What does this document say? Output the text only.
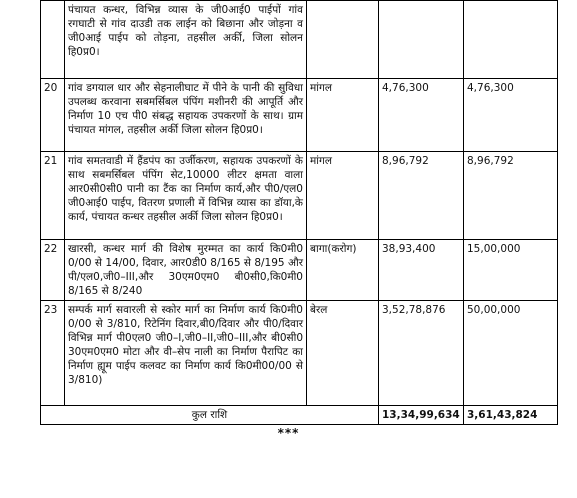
	पंचायत कन्धर, विभिन्न व्यास के जी0आई0 पाईपों गांव रगघाटी से गांव दाउडी तक लाईन को बिछाना और जोड़ना व जी0आई पाईप को तोड़ना, तहसील अर्की, जिला सोलन हि0प्र0।			
20	गांव डगयाल धार और सेहनालीघाट में पीने के पानी की सुविधा उपलब्ध करवाना सबमर्सिबल पंपिंग मशीनरी की आपूर्ति और निर्माण 10 एच पी0 संबद्ध सहायक उपकरणों के साथ। ग्राम पंचायत मांगल, तहसील अर्की जिला सोलन हि0प्र0।	मांगल	4,76,300	4,76,300
21	गांव समतवाडी में हैंडपंप का उर्जीकरण, सहायक उपकरणों के साथ सबमर्सिबल पंपिंग सेट,10000 लीटर क्षमता वाला आर0सी0सी0 पानी का टैंक का निर्माण कार्य,और पी0/एल0 जी0आई0 पाईप, वितरण प्रणाली में विभिन्न व्यास का डॉया,के कार्य, पंचायत कन्धर तहसील अर्की जिला सोलन हि0प्र0।	मांगल	8,96,792	8,96,792
22	खारसी, कन्धर मार्ग की विशेष मुरम्मत का कार्य कि0मी0 0/00 से 14/00, दिवार, आर0डी0 8/165 से 8/195 और पी/एल0,जी0–III,और 30एम0एम0 बी0सी0,कि0मी0 8/165 से 8/240	बागा(करोग)	38,93,400	15,00,000
23	सम्पर्क मार्ग सवारली से स्कोर मार्ग का निर्माण कार्य कि0मी0 0/00 से 3/810, रिटेनिंग दिवार,बी0/दिवार और पी0/दिवार विभिन्न मार्ग पी0एल0 जी0–I,जी0–II,जी0–III,और बी0सी0 30एम0एम0 मोटा और वी–सेप नाली का निर्माण पैरापिट का निर्माण ह्यूम पाईप कलवट का निर्माण कार्य कि0मी00/00 से 3/810)	बेरल	3,52,78,876	50,00,000
कुल राशि			13,34,99,634	3,61,43,824
***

**********

== GIVEN REQUEST ==
Check each line of the records for the word "सबमर" and extract those that contain it.

== RESPONSE ==
20	गांव डगयाल धार और सेहनालीघाट में पीने के पानी की सुविधा उपलब्ध करवाना सबमर्सिबल पंपिंग मशीनरी की आपूर्ति और निर्माण 10 एच पी0 संबद्ध सहायक उपकरणों के साथ। ग्राम पंचायत मांगल, तहसील अर्की जिला सोलन हि0प्र0।	मांगल	4,76,300	4,76,300
21	गांव समतवाडी में हैंडपंप का उर्जीकरण, सहायक उपकरणों के साथ सबमर्सिबल पंपिंग सेट,10000 लीटर क्षमता वाला आर0सी0सी0 पानी का टैंक का निर्माण कार्य,और पी0/एल0 जी0आई0 पाईप, वितरण प्रणाली में विभिन्न व्यास का डॉया,के कार्य, पंचायत कन्धर तहसील अर्की जिला सोलन हि0प्र0।	मांगल	8,96,792	8,96,792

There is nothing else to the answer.